Provided entries |
** BEGIN **
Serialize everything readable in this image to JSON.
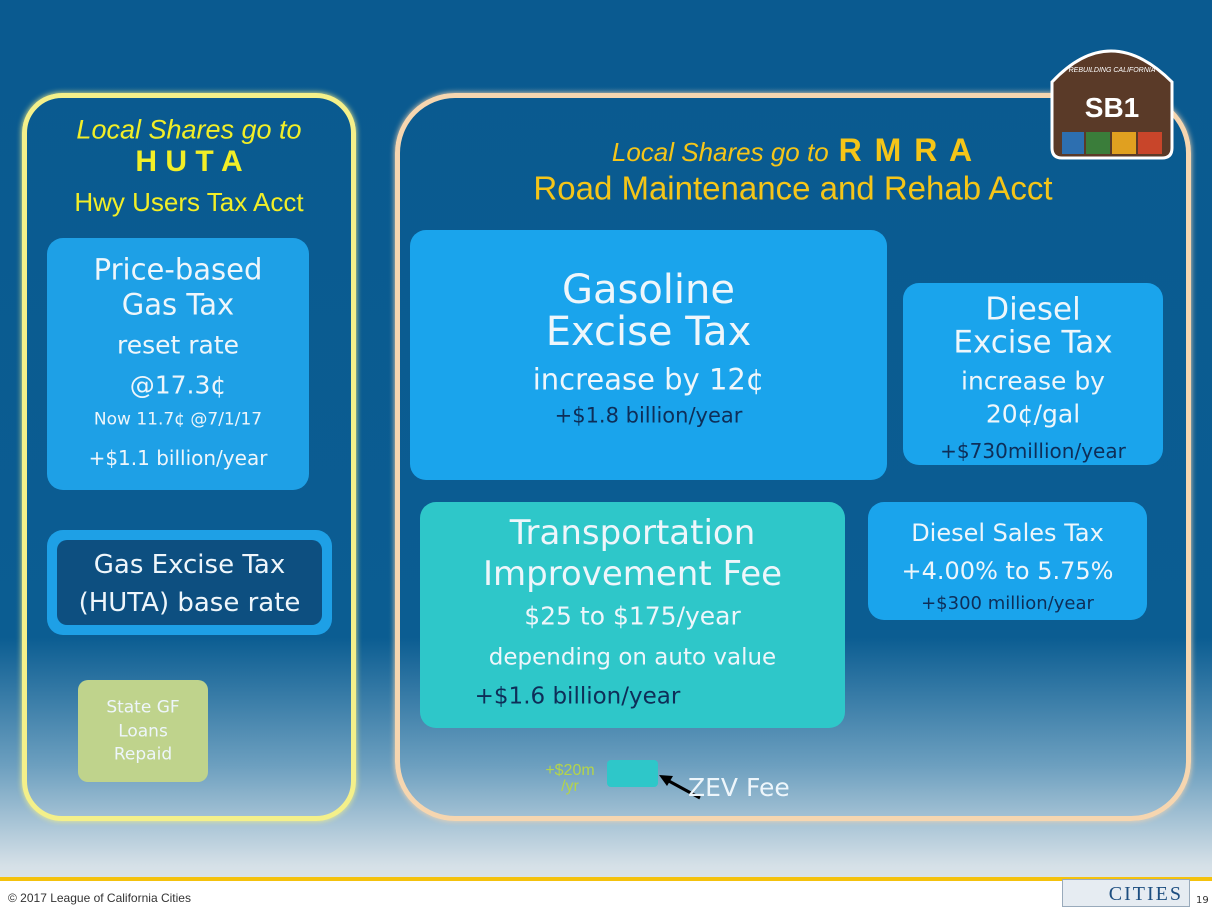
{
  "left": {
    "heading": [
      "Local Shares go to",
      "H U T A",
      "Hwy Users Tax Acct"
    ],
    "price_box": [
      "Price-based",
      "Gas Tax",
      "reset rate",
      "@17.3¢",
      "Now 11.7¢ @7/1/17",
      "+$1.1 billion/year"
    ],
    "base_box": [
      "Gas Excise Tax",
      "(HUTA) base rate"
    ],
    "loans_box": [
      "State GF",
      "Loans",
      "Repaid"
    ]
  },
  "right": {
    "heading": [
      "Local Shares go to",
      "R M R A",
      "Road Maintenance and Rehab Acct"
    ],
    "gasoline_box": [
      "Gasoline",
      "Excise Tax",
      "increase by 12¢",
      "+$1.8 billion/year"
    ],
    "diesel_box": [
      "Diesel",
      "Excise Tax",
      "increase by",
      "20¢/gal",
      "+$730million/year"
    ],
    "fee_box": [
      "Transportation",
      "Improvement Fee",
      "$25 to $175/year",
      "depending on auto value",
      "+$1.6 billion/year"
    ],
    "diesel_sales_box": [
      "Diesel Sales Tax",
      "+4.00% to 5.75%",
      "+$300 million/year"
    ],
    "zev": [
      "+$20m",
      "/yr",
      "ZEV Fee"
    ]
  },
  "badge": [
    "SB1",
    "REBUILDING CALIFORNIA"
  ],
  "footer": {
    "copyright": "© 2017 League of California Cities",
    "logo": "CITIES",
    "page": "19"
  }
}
** END **
Task brief | Leave out the pictures and copy every record above exactly.

Answer for the task |
Serialize everything readable in this image to JSON.
{
  "left": {
    "heading": [
      "Local Shares go to",
      "H U T A",
      "Hwy Users Tax Acct"
    ],
    "price_box": [
      "Price-based",
      "Gas Tax",
      "reset rate",
      "@17.3¢",
      "Now 11.7¢ @7/1/17",
      "+$1.1 billion/year"
    ],
    "base_box": [
      "Gas Excise Tax",
      "(HUTA) base rate"
    ],
    "loans_box": [
      "State GF",
      "Loans",
      "Repaid"
    ]
  },
  "right": {
    "heading": [
      "Local Shares go to",
      "R M R A",
      "Road Maintenance and Rehab Acct"
    ],
    "gasoline_box": [
      "Gasoline",
      "Excise Tax",
      "increase by 12¢",
      "+$1.8 billion/year"
    ],
    "diesel_box": [
      "Diesel",
      "Excise Tax",
      "increase by",
      "20¢/gal",
      "+$730million/year"
    ],
    "fee_box": [
      "Transportation",
      "Improvement Fee",
      "$25 to $175/year",
      "depending on auto value",
      "+$1.6 billion/year"
    ],
    "diesel_sales_box": [
      "Diesel Sales Tax",
      "+4.00% to 5.75%",
      "+$300 million/year"
    ],
    "zev": [
      "+$20m",
      "/yr",
      "ZEV Fee"
    ]
  },
  "badge": [
    "SB1",
    "REBUILDING CALIFORNIA"
  ],
  "footer": {
    "copyright": "© 2017 League of California Cities",
    "logo": "CITIES",
    "page": "19"
  }
}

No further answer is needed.